## start Data for processing

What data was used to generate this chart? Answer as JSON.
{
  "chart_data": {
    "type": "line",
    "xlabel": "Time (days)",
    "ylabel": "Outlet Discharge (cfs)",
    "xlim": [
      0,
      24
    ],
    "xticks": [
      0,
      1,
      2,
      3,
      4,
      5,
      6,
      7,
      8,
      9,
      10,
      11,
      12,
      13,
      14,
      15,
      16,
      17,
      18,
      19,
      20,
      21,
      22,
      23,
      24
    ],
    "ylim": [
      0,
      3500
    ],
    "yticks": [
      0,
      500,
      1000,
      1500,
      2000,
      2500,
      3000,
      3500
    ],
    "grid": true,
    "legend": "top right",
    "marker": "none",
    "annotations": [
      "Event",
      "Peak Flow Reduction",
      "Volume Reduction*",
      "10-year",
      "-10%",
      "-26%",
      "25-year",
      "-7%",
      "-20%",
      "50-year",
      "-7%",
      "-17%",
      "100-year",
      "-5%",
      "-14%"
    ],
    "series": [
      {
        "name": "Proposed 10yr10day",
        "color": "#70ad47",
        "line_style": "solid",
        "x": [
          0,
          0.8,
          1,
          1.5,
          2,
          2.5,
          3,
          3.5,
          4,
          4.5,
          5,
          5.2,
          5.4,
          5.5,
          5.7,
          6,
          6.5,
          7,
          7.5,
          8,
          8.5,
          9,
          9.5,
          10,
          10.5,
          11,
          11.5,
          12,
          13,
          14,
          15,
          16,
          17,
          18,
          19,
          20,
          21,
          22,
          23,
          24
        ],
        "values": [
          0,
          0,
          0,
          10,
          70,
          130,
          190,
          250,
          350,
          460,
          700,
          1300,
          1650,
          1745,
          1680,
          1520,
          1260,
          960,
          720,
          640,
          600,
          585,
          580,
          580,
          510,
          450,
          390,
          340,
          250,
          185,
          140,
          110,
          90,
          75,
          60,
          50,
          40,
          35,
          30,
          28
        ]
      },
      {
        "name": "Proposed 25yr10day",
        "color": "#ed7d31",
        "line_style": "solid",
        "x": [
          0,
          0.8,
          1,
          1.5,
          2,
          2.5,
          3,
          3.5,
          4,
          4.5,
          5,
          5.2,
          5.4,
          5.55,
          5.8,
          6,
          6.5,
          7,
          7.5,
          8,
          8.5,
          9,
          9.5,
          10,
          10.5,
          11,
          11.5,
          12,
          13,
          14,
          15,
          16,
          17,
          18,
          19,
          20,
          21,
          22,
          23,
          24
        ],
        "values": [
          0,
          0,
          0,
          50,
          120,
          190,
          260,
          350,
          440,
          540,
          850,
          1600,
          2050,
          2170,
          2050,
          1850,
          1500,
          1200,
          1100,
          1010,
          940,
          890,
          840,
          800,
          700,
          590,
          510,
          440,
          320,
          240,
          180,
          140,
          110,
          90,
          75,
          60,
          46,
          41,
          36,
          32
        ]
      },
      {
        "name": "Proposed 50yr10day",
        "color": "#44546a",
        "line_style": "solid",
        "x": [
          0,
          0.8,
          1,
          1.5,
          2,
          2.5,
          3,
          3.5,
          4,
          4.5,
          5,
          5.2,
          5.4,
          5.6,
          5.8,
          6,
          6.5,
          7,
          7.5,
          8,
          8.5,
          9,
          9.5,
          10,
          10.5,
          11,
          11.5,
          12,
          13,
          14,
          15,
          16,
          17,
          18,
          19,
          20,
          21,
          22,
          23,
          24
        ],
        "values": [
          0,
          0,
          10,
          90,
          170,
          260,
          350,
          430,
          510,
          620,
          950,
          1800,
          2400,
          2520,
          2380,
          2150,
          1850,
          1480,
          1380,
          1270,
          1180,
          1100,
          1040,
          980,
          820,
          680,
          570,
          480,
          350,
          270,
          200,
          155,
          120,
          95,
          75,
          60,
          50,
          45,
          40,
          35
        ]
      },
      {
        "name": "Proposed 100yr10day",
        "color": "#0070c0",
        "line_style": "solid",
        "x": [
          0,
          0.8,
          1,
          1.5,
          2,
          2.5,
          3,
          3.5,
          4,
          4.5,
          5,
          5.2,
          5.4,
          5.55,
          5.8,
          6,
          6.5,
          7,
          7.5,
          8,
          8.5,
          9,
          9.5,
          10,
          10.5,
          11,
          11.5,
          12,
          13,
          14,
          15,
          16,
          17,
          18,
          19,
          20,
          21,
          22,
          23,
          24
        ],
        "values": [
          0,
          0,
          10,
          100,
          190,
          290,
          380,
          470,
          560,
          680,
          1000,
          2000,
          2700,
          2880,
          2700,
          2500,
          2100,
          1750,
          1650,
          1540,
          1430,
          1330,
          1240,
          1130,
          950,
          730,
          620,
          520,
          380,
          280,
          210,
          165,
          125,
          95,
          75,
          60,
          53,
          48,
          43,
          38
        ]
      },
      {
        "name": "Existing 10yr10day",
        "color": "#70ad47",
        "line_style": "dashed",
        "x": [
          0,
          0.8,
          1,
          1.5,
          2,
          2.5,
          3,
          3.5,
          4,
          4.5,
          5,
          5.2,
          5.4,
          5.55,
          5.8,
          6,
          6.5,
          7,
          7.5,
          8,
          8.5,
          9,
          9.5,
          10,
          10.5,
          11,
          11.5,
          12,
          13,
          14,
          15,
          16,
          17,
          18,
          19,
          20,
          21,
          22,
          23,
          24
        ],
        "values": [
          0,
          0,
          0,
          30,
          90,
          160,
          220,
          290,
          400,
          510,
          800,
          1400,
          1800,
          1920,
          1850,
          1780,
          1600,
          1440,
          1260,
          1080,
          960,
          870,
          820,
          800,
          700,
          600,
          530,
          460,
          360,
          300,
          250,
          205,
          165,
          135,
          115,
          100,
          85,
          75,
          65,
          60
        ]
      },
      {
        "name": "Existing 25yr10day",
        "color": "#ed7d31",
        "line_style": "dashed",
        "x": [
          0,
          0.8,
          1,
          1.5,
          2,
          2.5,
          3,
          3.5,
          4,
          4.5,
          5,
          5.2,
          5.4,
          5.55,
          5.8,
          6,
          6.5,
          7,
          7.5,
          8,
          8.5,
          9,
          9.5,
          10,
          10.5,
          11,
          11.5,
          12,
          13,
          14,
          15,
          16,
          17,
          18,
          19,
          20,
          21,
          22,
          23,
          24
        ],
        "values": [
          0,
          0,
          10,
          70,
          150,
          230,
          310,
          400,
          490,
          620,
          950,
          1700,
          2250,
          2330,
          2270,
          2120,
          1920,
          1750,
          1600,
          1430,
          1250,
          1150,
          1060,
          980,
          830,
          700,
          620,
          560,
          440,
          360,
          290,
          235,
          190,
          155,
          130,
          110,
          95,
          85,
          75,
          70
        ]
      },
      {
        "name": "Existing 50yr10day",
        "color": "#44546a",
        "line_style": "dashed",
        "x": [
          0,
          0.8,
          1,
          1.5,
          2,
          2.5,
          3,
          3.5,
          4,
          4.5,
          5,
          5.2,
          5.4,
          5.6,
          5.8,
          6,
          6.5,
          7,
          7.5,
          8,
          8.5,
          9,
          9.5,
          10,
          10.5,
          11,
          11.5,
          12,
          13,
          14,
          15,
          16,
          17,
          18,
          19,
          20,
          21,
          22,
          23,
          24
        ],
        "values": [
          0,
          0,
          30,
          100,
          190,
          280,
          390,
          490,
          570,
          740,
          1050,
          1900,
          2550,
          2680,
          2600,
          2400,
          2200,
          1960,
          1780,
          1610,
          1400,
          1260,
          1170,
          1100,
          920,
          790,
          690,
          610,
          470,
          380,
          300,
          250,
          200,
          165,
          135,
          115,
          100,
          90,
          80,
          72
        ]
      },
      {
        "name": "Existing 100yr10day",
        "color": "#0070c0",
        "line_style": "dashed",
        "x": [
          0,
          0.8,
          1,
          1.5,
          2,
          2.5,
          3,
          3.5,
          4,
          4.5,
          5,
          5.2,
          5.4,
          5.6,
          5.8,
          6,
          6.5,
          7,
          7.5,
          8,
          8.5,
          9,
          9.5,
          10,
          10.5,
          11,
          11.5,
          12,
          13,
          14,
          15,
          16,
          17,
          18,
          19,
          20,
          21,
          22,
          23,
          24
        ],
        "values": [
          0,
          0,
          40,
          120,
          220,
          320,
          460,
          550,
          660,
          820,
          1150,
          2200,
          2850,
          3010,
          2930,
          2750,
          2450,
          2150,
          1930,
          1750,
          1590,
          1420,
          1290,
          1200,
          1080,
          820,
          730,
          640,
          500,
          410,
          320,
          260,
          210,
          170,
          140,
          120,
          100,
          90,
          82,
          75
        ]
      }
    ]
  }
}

## end Data for processing

[Instructions for the task]
Where a line of the data holds "name", show that line.

[Solved problem]
        "name": "Proposed 10yr10day",
        "name": "Proposed 25yr10day",
        "name": "Proposed 50yr10day",
        "name": "Proposed 100yr10day",
        "name": "Existing 10yr10day",
        "name": "Existing 25yr10day",
        "name": "Existing 50yr10day",
        "name": "Existing 100yr10day",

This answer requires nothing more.